» **Set exercise**
Only the number is wanted: count the lines that contain "llevar".

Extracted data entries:
·····

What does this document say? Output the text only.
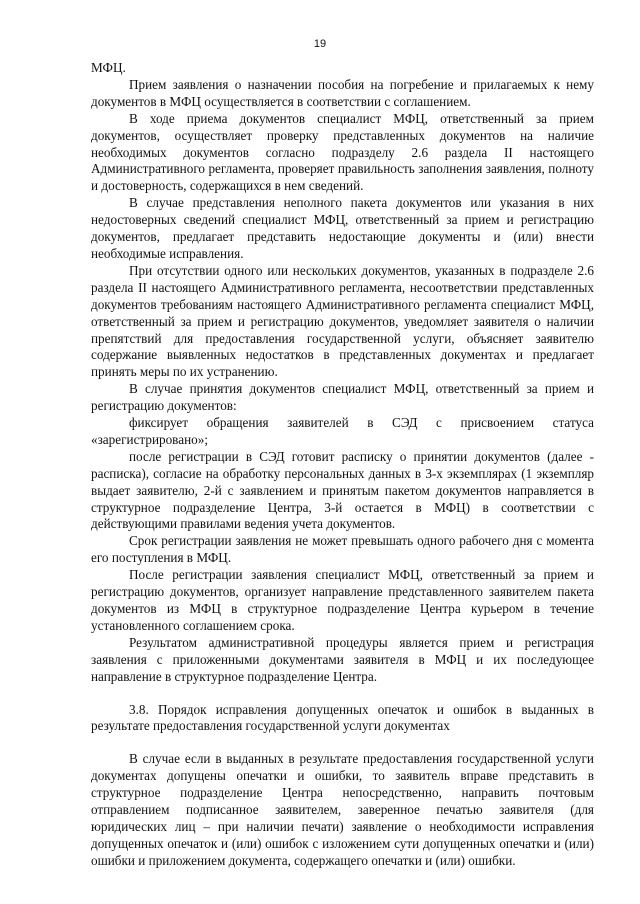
19

МФЦ.

Прием заявления о назначении пособия на погребение и прилагаемых к нему документов в МФЦ осуществляется в соответствии с соглашением.

В ходе приема документов специалист МФЦ, ответственный за прием документов, осуществляет проверку представленных документов на наличие необходимых документов согласно подразделу 2.6 раздела II настоящего Административного регламента, проверяет правильность заполнения заявления, полноту и достоверность, содержащихся в нем сведений.

В случае представления неполного пакета документов или указания в них недостоверных сведений специалист МФЦ, ответственный за прием и регистрацию документов, предлагает представить недостающие документы и (или) внести необходимые исправления.

При отсутствии одного или нескольких документов, указанных в подразделе 2.6 раздела II настоящего Административного регламента, несоответствии представленных документов требованиям настоящего Административного регламента специалист МФЦ, ответственный за прием и регистрацию документов, уведомляет заявителя о наличии препятствий для предоставления государственной услуги, объясняет заявителю содержание выявленных недостатков в представленных документах и предлагает принять меры по их устранению.

В случае принятия документов специалист МФЦ, ответственный за прием и регистрацию документов:

фиксирует обращения заявителей в СЭД с присвоением статуса «зарегистрировано»;

после регистрации в СЭД готовит расписку о принятии документов (далее - расписка), согласие на обработку персональных данных в 3-х экземплярах (1 экземпляр выдает заявителю, 2-й с заявлением и принятым пакетом документов направляется в структурное подразделение Центра, 3-й остается в МФЦ) в соответствии с действующими правилами ведения учета документов.

Срок регистрации заявления не может превышать одного рабочего дня с момента его поступления в МФЦ.

После регистрации заявления специалист МФЦ, ответственный за прием и регистрацию документов, организует направление представленного заявителем пакета документов из МФЦ в структурное подразделение Центра курьером в течение установленного соглашением срока.

Результатом административной процедуры является прием и регистрация заявления с приложенными документами заявителя в МФЦ и их последующее направление в структурное подразделение Центра.

3.8. Порядок исправления допущенных опечаток и ошибок в выданных в результате предоставления государственной услуги документах

В случае если в выданных в результате предоставления государственной услуги документах допущены опечатки и ошибки, то заявитель вправе представить в структурное подразделение Центра непосредственно, направить почтовым отправлением подписанное заявителем, заверенное печатью заявителя (для юридических лиц – при наличии печати) заявление о необходимости исправления допущенных опечаток и (или) ошибок с изложением сути допущенных опечатки и (или) ошибки и приложением документа, содержащего опечатки и (или) ошибки.
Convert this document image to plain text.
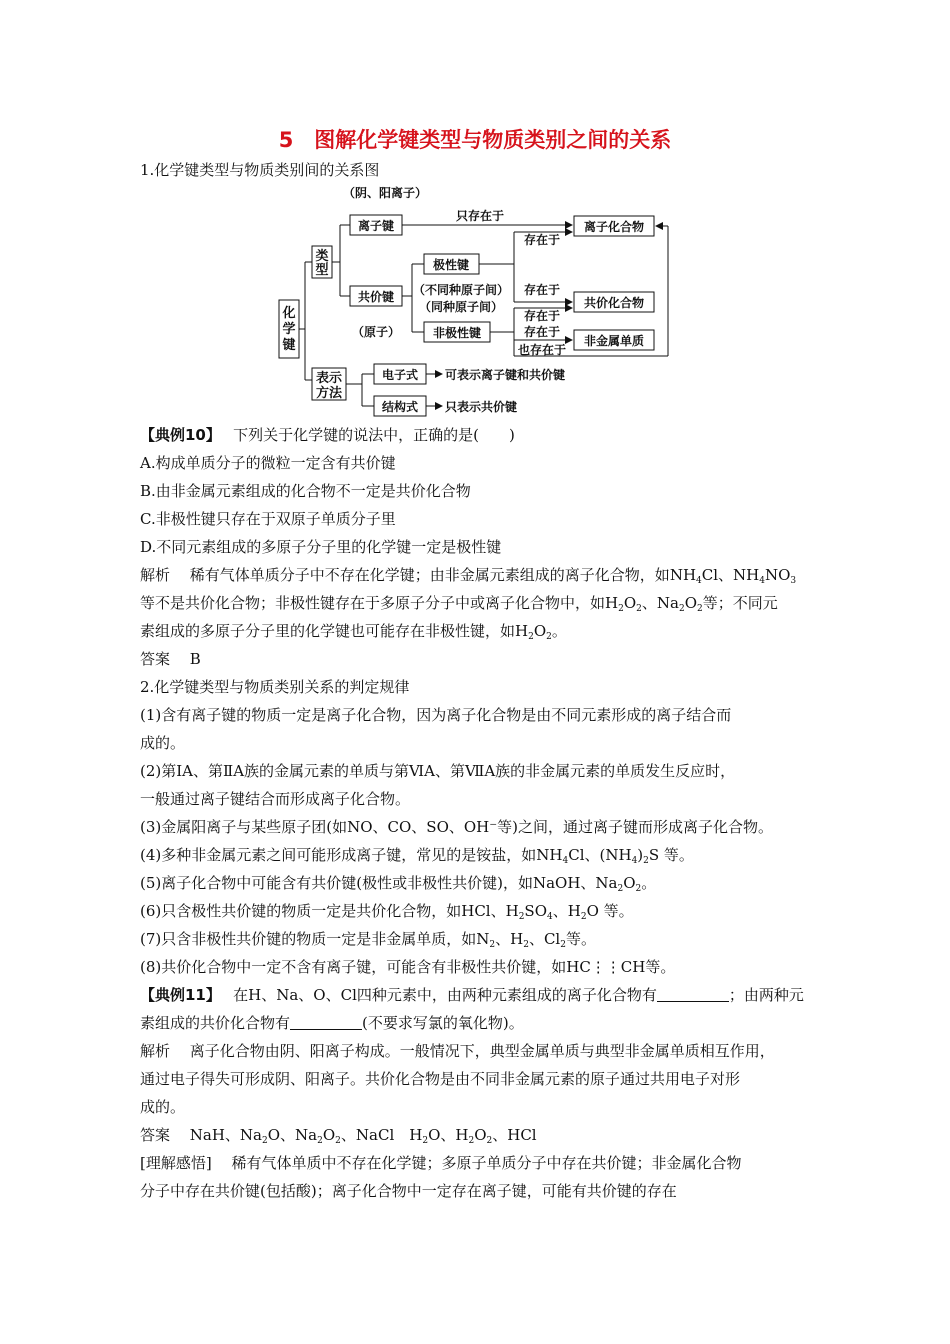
5　图解化学键类型与物质类别之间的关系
1.化学键类型与物质类别间的关系图
化
学
键
类
型
表示
方法
（阴、阳离子）
离子键
只存在于
离子化合物
存在于
极性键
共价键 （不同种原子间）
（同种原子间）
存在于
共价化合物
（原子）
存在于
非极性键	存在于
非金属单质
也存在于
电子式 可表示离子键和共价键
结构式 只表示共价键
【典例10】　 下列关于化学键的说法中，正确的是(　　)
A.构成单质分子的微粒一定含有共价键
B.由非金属元素组成的化合物不一定是共价化合物
C.非极性键只存在于双原子单质分子里
D.不同元素组成的多原子分子里的化学键一定是极性键
解析　 稀有气体单质分子中不存在化学键；由非金属元素组成的离子化合物，如$NH_4Cl$、$NH_4NO_3$
等不是共价化合物；非极性键存在于多原子分子中或离子化合物中，如$H_2O_2$、$Na_2O_2$等；不同元
素组成的多原子分子里的化学键也可能存在非极性键，如$H_2O_2$。
答案　 B
2.化学键类型与物质类别关系的判定规律
(1)含有离子键的物质一定是离子化合物，因为离子化合物是由不同元素形成的离子结合而
成的。
(2)第ⅠA、第ⅡA族的金属元素的单质与第ⅥA、第ⅦA族的非金属元素的单质发生反应时，
一般通过离子键结合而形成离子化合物。
(3)金属阳离子与某些原子团(如NO、CO、SO、OH⁻等)之间，通过离子键而形成离子化合物。
(4)多种非金属元素之间可能形成离子键，常见的是铵盐，如$NH_4Cl$、$(NH_4)_2S$ 等。
(5)离子化合物中可能含有共价键(极性或非极性共价键)，如NaOH、$Na_2O_2$。
(6)只含极性共价键的物质一定是共价化合物，如HCl、$H_2SO_4$、$H_2O$ 等。
(7)只含非极性共价键的物质一定是非金属单质，如$N_2$、$H_2$、$Cl_2$等。
(8)共价化合物中一定不含有离子键，可能含有非极性共价键，如HC⋮⋮CH等。
【典例11】　 在H、Na、O、Cl四种元素中，由两种元素组成的离子化合物有	；由两种元
素组成的共价化合物有	(不要求写氯的氧化物)。
解析　 离子化合物由阴、阳离子构成。一般情况下，典型金属单质与典型非金属单质相互作用，
通过电子得失可形成阴、阳离子。共价化合物是由不同非金属元素的原子通过共用电子对形
成的。
答案　 NaH、$Na_2O$、$Na_2O_2$、NaCl　$H_2O$、$H_2O_2$、HCl
[理解感悟]　 稀有气体单质中不存在化学键；多原子单质分子中存在共价键；非金属化合物
分子中存在共价键(包括酸)；离子化合物中一定存在离子键，可能有共价键的存在
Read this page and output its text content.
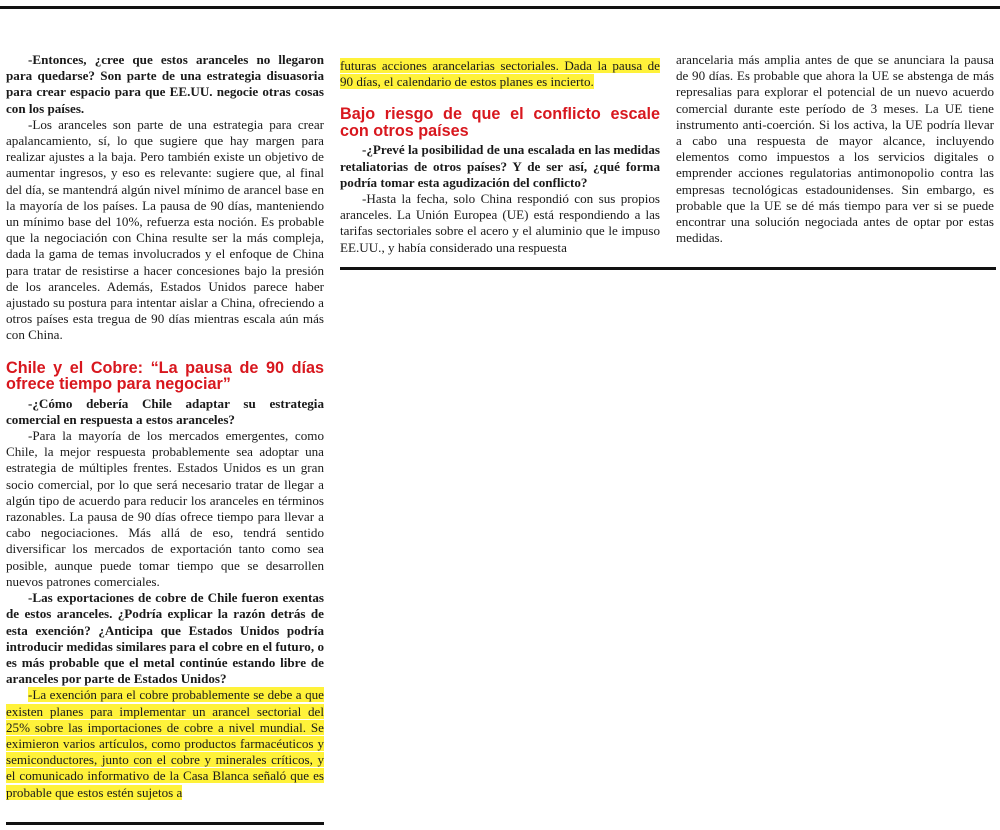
-Entonces, ¿cree que estos aranceles no llegaron para quedarse? Son parte de una estrategia disuasoria para crear espacio para que EE.UU. negocie otras cosas con los países.

-Los aranceles son parte de una estrategia para crear apalancamiento, sí, lo que sugiere que hay margen para realizar ajustes a la baja. Pero también existe un objetivo de aumentar ingresos, y eso es relevante: sugiere que, al final del día, se mantendrá algún nivel mínimo de arancel base en la mayoría de los países. La pausa de 90 días, manteniendo un mínimo base del 10%, refuerza esta noción. Es probable que la negociación con China resulte ser la más compleja, dada la gama de temas involucrados y el enfoque de China para tratar de resistirse a hacer concesiones bajo la presión de los aranceles. Además, Estados Unidos parece haber ajustado su postura para intentar aislar a China, ofreciendo a otros países esta tregua de 90 días mientras escala aún más con China.

Chile y el Cobre: “La pausa de 90 días ofrece tiempo para negociar”

-¿Cómo debería Chile adaptar su estrategia comercial en respuesta a estos aranceles?

-Para la mayoría de los mercados emergentes, como Chile, la mejor respuesta probablemente sea adoptar una estrategia de múltiples frentes. Estados Unidos es un gran socio comercial, por lo que será necesario tratar de llegar a algún tipo de acuerdo para reducir los aranceles en términos razonables. La pausa de 90 días ofrece tiempo para llevar a cabo negociaciones. Más allá de eso, tendrá sentido diversificar los mercados de exportación tanto como sea posible, aunque puede tomar tiempo que se desarrollen nuevos patrones comerciales.

-Las exportaciones de cobre de Chile fueron exentas de estos aranceles. ¿Podría explicar la razón detrás de esta exención? ¿Anticipa que Estados Unidos podría introducir medidas similares para el cobre en el futuro, o es más probable que el metal continúe estando libre de aranceles por parte de Estados Unidos?

-La exención para el cobre probablemente se debe a que existen planes para implementar un arancel sectorial del 25% sobre las importaciones de cobre a nivel mundial. Se eximieron varios artículos, como productos farmacéuticos y semiconductores, junto con el cobre y minerales críticos, y el comunicado informativo de la Casa Blanca señaló que es probable que estos estén sujetos a

futuras acciones arancelarias sectoriales. Dada la pausa de 90 días, el calendario de estos planes es incierto.

Bajo riesgo de que el conflicto escale con otros países

-¿Prevé la posibilidad de una escalada en las medidas retaliatorias de otros países? Y de ser así, ¿qué forma podría tomar esta agudización del conflicto?

-Hasta la fecha, solo China respondió con sus propios aranceles. La Unión Europea (UE) está respondiendo a las tarifas sectoriales sobre el acero y el aluminio que le impuso EE.UU., y había considerado una respuesta

arancelaria más amplia antes de que se anunciara la pausa de 90 días. Es probable que ahora la UE se abstenga de más represalias para explorar el potencial de un nuevo acuerdo comercial durante este período de 3 meses. La UE tiene instrumento anti-coerción. Si los activa, la UE podría llevar a cabo una respuesta de mayor alcance, incluyendo elementos como impuestos a los servicios digitales o emprender acciones regulatorias antimonopolio contra las empresas tecnológicas estadounidenses. Sin embargo, es probable que la UE se dé más tiempo para ver si se puede encontrar una solución negociada antes de optar por estas medidas.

·····

» **Solution to the exercise**
2